* [PAGE]

== == ==

SpaceX, NASA declare Crew-7 astronaut mission 'go' for launch

a white spacex dragon capsule is seen head-on with dark skies in the background.
SpaceX rolls the Crew Dragon Endurance to the launch pad ahead of the planned Aug. 25, 2023 launch of the Crew-7 astronaut mission. (Image credit: SpaceX)

SpaceX's next astronaut mission has been cleared for liftoff.

The company and NASA held a flight readiness review (FRR) today (Aug. 21) for Crew-7, which will send four astronauts to the International Space Station (ISS) aboard a SpaceX Crew Dragon capsule. 

All went well during the roughly seven-hour FRR, keeping Crew-7 on target to fly at the end of this week atop a Falcon 9 rocket from NASA's Kennedy Space Center (KSC) in Florida.

"At the conclusion of the review, everybody polled 'go,' and we're proceeding towards a launch ... on Friday," Ken Bowersox, associate administrator for NASA's Space Operations Mission Directorate, said during a post-FRR press conference this afternoon.

You can watch the Crew-7 liftoff at 3:50 a.m. EDT (0750 GMT) here at on Friday, courtesy of SpaceX and NASA.

Related: SpaceX Crew-7 astronaut plans to snap aurora photos on the ISS

If Crew-7 launches on time, it will arrive at the ISS around 2 a.m. EDT (0600 GMT) on Saturday (Aug. 26). You can watch the approach and docking here at when the time comes.

The Falcon 9 and Crew Dragon — a capsule called Endurance, which already has two crewed trips to the ISS under its belt — are in good shape, NASA and SpaceX said during today's press conference. But if a technical issue crops up, or if the Florida weather fails to cooperate on Friday (certainly a possibility), backup launch opportunities are available on both Saturday and Sunday (Aug. 27).

== == ==

* [WRITTEN PROBLEM A]
Copy out the Crew-7 launch article in full, word for word and with nothing changed.

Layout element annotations
== == ==

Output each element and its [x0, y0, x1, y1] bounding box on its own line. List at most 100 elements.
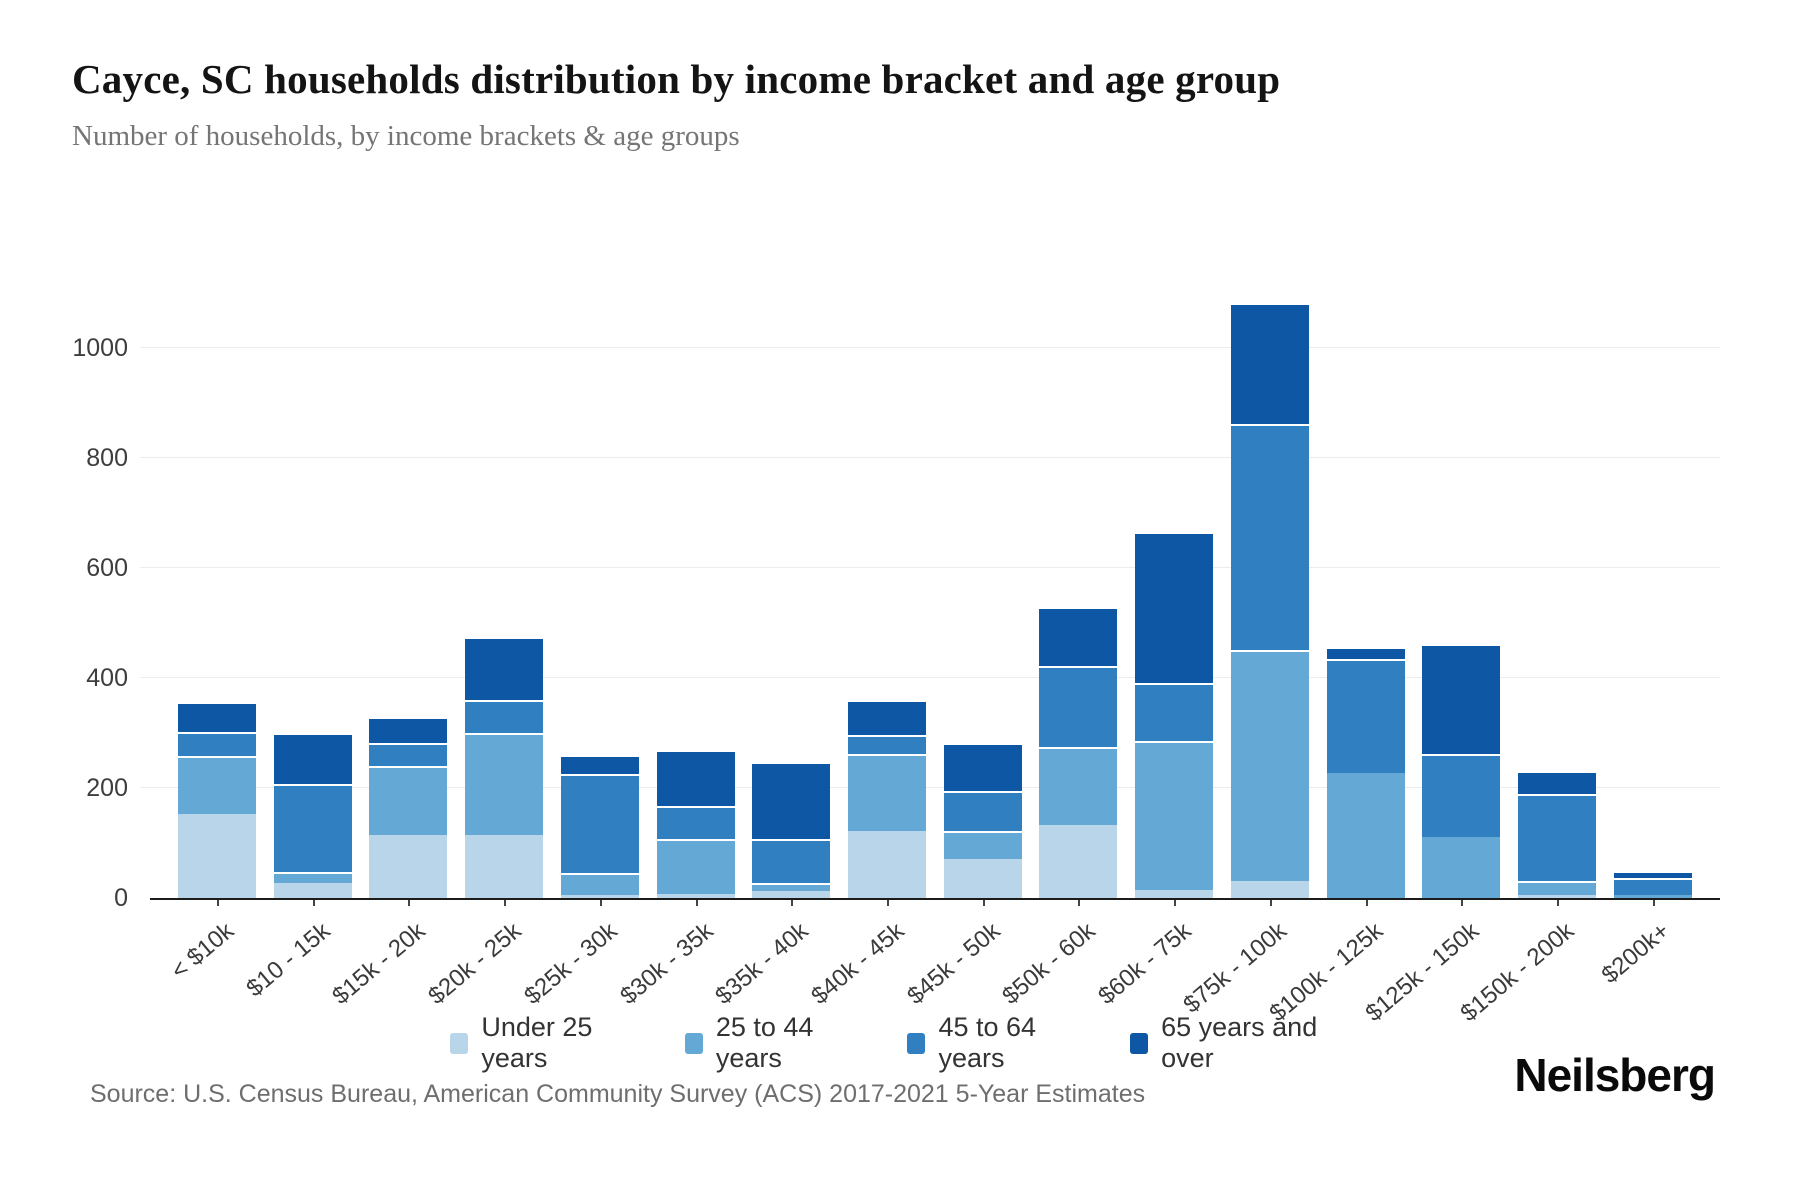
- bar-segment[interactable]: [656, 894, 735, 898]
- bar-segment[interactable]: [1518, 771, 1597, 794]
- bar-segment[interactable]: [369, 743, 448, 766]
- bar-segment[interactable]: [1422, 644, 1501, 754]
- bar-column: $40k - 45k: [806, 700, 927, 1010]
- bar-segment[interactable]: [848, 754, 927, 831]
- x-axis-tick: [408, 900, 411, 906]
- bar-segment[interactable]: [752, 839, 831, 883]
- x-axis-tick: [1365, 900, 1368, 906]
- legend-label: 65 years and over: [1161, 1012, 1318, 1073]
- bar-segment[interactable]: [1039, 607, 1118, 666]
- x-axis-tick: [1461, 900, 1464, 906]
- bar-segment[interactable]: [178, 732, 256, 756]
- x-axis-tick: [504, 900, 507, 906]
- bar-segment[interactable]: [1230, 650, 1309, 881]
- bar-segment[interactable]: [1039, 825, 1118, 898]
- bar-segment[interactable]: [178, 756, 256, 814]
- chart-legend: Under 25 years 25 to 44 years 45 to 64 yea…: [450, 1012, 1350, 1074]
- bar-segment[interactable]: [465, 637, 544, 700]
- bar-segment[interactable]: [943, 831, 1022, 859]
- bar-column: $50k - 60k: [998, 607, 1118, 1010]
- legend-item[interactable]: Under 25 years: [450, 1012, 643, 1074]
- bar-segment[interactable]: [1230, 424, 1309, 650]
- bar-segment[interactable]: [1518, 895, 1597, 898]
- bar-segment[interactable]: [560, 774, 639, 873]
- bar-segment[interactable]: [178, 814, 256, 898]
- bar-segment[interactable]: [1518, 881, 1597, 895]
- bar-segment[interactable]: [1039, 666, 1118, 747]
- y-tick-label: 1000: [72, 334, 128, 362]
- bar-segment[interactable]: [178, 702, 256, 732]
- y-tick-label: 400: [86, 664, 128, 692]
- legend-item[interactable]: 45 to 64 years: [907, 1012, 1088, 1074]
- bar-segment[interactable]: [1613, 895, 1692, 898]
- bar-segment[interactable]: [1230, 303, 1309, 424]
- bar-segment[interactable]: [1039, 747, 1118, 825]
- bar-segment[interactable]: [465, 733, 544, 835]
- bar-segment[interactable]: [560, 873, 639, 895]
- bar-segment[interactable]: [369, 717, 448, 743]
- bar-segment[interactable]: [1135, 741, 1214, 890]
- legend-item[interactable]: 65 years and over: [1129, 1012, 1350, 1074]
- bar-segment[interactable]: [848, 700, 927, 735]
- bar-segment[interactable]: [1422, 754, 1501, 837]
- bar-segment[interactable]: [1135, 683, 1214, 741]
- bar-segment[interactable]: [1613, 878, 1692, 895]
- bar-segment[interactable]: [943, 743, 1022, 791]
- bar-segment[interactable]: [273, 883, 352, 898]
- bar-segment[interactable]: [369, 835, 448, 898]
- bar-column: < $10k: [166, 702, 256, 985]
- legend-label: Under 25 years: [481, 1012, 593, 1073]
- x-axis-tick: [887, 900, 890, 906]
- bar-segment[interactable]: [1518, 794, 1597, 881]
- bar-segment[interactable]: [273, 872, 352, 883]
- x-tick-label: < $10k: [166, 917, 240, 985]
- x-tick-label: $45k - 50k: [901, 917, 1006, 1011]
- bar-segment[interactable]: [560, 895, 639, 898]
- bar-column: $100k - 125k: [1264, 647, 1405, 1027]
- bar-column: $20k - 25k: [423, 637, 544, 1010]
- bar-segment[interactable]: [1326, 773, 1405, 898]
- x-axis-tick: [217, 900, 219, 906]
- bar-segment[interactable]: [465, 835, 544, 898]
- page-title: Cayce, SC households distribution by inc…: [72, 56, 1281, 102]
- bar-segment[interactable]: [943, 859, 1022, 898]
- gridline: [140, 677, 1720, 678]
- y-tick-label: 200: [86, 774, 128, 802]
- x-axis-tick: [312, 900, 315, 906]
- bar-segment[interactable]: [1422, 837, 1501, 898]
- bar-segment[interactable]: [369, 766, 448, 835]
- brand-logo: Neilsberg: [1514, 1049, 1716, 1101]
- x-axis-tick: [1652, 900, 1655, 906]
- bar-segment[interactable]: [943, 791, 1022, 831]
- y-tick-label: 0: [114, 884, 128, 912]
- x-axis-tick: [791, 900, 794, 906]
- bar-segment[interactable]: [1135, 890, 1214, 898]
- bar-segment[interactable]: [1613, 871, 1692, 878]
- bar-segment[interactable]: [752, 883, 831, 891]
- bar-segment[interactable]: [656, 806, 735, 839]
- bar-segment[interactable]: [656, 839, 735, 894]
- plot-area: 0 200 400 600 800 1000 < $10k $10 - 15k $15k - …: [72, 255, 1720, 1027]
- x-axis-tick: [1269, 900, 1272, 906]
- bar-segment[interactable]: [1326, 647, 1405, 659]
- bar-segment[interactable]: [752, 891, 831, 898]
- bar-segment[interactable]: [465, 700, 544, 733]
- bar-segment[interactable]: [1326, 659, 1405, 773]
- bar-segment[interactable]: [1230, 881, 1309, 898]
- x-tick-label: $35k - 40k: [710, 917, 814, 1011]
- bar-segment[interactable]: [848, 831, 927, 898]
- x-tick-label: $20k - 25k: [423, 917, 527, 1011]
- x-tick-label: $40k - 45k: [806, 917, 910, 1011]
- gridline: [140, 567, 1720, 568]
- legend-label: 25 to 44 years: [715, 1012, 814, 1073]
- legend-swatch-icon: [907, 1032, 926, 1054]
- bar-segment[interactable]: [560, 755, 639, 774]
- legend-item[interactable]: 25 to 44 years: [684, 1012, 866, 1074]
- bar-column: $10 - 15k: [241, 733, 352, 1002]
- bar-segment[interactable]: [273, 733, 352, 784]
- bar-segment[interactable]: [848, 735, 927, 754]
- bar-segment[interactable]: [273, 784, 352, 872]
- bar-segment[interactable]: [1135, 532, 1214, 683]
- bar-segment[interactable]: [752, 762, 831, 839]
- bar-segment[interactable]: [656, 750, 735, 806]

== == ==

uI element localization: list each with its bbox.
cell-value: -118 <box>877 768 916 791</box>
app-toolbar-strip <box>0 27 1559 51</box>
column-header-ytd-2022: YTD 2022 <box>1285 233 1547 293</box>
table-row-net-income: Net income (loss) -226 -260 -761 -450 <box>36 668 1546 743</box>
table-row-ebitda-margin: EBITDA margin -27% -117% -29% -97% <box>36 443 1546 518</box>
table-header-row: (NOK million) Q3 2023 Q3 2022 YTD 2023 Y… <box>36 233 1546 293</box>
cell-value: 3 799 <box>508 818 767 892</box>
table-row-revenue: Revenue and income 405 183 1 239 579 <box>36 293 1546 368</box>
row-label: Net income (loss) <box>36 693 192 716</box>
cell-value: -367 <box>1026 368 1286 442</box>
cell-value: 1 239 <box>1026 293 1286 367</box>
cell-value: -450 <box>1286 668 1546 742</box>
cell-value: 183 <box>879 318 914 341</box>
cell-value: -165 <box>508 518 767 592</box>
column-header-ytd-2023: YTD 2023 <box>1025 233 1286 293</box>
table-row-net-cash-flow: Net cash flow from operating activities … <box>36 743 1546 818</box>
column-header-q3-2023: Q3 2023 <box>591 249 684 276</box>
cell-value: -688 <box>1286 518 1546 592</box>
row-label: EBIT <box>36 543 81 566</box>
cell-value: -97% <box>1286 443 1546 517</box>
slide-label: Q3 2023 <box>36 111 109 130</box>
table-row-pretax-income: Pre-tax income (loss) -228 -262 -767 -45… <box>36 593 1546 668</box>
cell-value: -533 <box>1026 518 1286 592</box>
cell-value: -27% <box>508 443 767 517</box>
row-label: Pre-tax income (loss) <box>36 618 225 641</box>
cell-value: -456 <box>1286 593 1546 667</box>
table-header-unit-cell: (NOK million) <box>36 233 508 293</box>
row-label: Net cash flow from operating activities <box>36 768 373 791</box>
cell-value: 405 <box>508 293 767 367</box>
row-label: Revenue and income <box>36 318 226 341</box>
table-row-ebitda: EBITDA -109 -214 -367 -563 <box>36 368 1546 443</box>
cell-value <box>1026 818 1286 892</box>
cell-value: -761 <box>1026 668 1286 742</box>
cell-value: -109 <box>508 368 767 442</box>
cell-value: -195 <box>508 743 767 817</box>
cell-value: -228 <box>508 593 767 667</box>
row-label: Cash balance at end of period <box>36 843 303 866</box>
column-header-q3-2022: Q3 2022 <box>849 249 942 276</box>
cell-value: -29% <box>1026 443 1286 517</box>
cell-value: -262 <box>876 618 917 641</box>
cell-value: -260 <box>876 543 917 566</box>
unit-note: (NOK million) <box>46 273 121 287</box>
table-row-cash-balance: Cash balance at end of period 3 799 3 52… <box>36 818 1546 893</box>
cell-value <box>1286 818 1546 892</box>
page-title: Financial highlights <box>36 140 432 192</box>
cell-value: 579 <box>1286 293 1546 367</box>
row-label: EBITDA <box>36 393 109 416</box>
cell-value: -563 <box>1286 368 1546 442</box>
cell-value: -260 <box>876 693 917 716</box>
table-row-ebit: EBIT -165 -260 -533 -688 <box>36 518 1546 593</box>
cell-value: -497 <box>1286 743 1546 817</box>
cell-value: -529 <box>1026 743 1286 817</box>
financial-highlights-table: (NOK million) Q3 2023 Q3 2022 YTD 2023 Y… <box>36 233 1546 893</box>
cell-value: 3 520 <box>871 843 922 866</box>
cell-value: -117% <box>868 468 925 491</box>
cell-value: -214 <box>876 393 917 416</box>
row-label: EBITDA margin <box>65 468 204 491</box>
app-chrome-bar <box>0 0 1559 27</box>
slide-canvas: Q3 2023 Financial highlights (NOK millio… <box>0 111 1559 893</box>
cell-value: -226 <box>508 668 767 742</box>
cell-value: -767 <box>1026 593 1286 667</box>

== == ==

* [WRITTEN PROBLEM B]
In the records, lay out as a JSON list of strings the lines starting with the one containing "- bar-segment[interactable]: [656, 894, 735, 898]" and going on through the one containing "- bar-segment[interactable]: [848, 700, 927, 735]", both included. Give one string per line, leave out blank lines, and give only these lines.

* [COMPLETE OUTPUT A]
SpaceX, NASA declare Crew-7 astronaut mission 'go' for launch

a white spacex dragon capsule is seen head-on with dark skies in the background.
SpaceX rolls the Crew Dragon Endurance to the launch pad ahead of the planned Aug. 25, 2023 launch of the Crew-7 astronaut mission. (Image credit: SpaceX)

SpaceX's next astronaut mission has been cleared for liftoff.

The company and NASA held a flight readiness review (FRR) today (Aug. 21) for Crew-7, which will send four astronauts to the International Space Station (ISS) aboard a SpaceX Crew Dragon capsule. 

All went well during the roughly seven-hour FRR, keeping Crew-7 on target to fly at the end of this week atop a Falcon 9 rocket from NASA's Kennedy Space Center (KSC) in Florida.

"At the conclusion of the review, everybody polled 'go,' and we're proceeding towards a launch ... on Friday," Ken Bowersox, associate administrator for NASA's Space Operations Mission Directorate, said during a post-FRR press conference this afternoon.

You can watch the Crew-7 liftoff at 3:50 a.m. EDT (0750 GMT) here at on Friday, courtesy of SpaceX and NASA.

Related: SpaceX Crew-7 astronaut plans to snap aurora photos on the ISS

If Crew-7 launches on time, it will arrive at the ISS around 2 a.m. EDT (0600 GMT) on Saturday (Aug. 26). You can watch the approach and docking here at when the time comes.

The Falcon 9 and Crew Dragon — a capsule called Endurance, which already has two crewed trips to the ISS under its belt — are in good shape, NASA and SpaceX said during today's press conference. But if a technical issue crops up, or if the Florida weather fails to cooperate on Friday (certainly a possibility), backup launch opportunities are available on both Saturday and Sunday (Aug. 27).

* [COMPLETE OUTPUT B]
[
  "- bar-segment[interactable]: [656, 894, 735, 898]",
  "- bar-segment[interactable]: [1518, 771, 1597, 794]",
  "- bar-segment[interactable]: [369, 743, 448, 766]",
  "- bar-segment[interactable]: [1422, 644, 1501, 754]",
  "- bar-column: $40k - 45k: [806, 700, 927, 1010]",
  "- bar-segment[interactable]: [848, 754, 927, 831]",
  "- x-axis-tick: [408, 900, 411, 906]",
  "- bar-segment[interactable]: [752, 839, 831, 883]",
  "- x-axis-tick: [1365, 900, 1368, 906]",
  "- legend-label: 65 years and over: [1161, 1012, 1318, 1073]",
  "- bar-segment[interactable]: [1039, 607, 1118, 666]",
  "- x-axis-tick: [1461, 900, 1464, 906]",
  "- bar-segment[interactable]: [178, 732, 256, 756]",
  "- x-axis-tick: [504, 900, 507, 906]",
  "- bar-segment[interactable]: [1230, 650, 1309, 881]",
  "- bar-segment[interactable]: [1039, 825, 1118, 898]",
  "- bar-segment[interactable]: [178, 756, 256, 814]",
  "- chart-legend: Under 25 years 25 to 44 years 45 to 64 yea…: [450, 1012, 1350, 1074]",
  "- bar-segment[interactable]: [465, 637, 544, 700]",
  "- bar-segment[interactable]: [943, 831, 1022, 859]",
  "- bar-column: $50k - 60k: [998, 607, 1118, 1010]",
  "- legend-item[interactable]: Under 25 years: [450, 1012, 643, 1074]",
  "- bar-segment[interactable]: [1230, 424, 1309, 650]",
  "- bar-segment[interactable]: [1518, 895, 1597, 898]",
  "- bar-segment[interactable]: [560, 774, 639, 873]",
  "- bar-segment[interactable]: [178, 814, 256, 898]",
  "- bar-segment[interactable]: [1518, 881, 1597, 895]",
  "- bar-segment[interactable]: [1039, 666, 1118, 747]",
  "- y-tick-label: 1000: [72, 334, 128, 362]",
  "- bar-segment[interactable]: [178, 702, 256, 732]",
  "- y-tick-label: 400: [86, 664, 128, 692]",
  "- legend-item[interactable]: 45 to 64 years: [907, 1012, 1088, 1074]",
  "- bar-segment[interactable]: [1613, 895, 1692, 898]",
  "- bar-segment[interactable]: [1230, 303, 1309, 424]",
  "- bar-segment[interactable]: [1039, 747, 1118, 825]",
  "- bar-segment[interactable]: [465, 733, 544, 835]",
  "- bar-segment[interactable]: [560, 873, 639, 895]",
  "- bar-segment[interactable]: [369, 717, 448, 743]",
  "- bar-segment[interactable]: [1135, 741, 1214, 890]",
  "- legend-item[interactable]: 65 years and over: [1129, 1012, 1350, 1074]",
  "- bar-segment[interactable]: [848, 700, 927, 735]"
]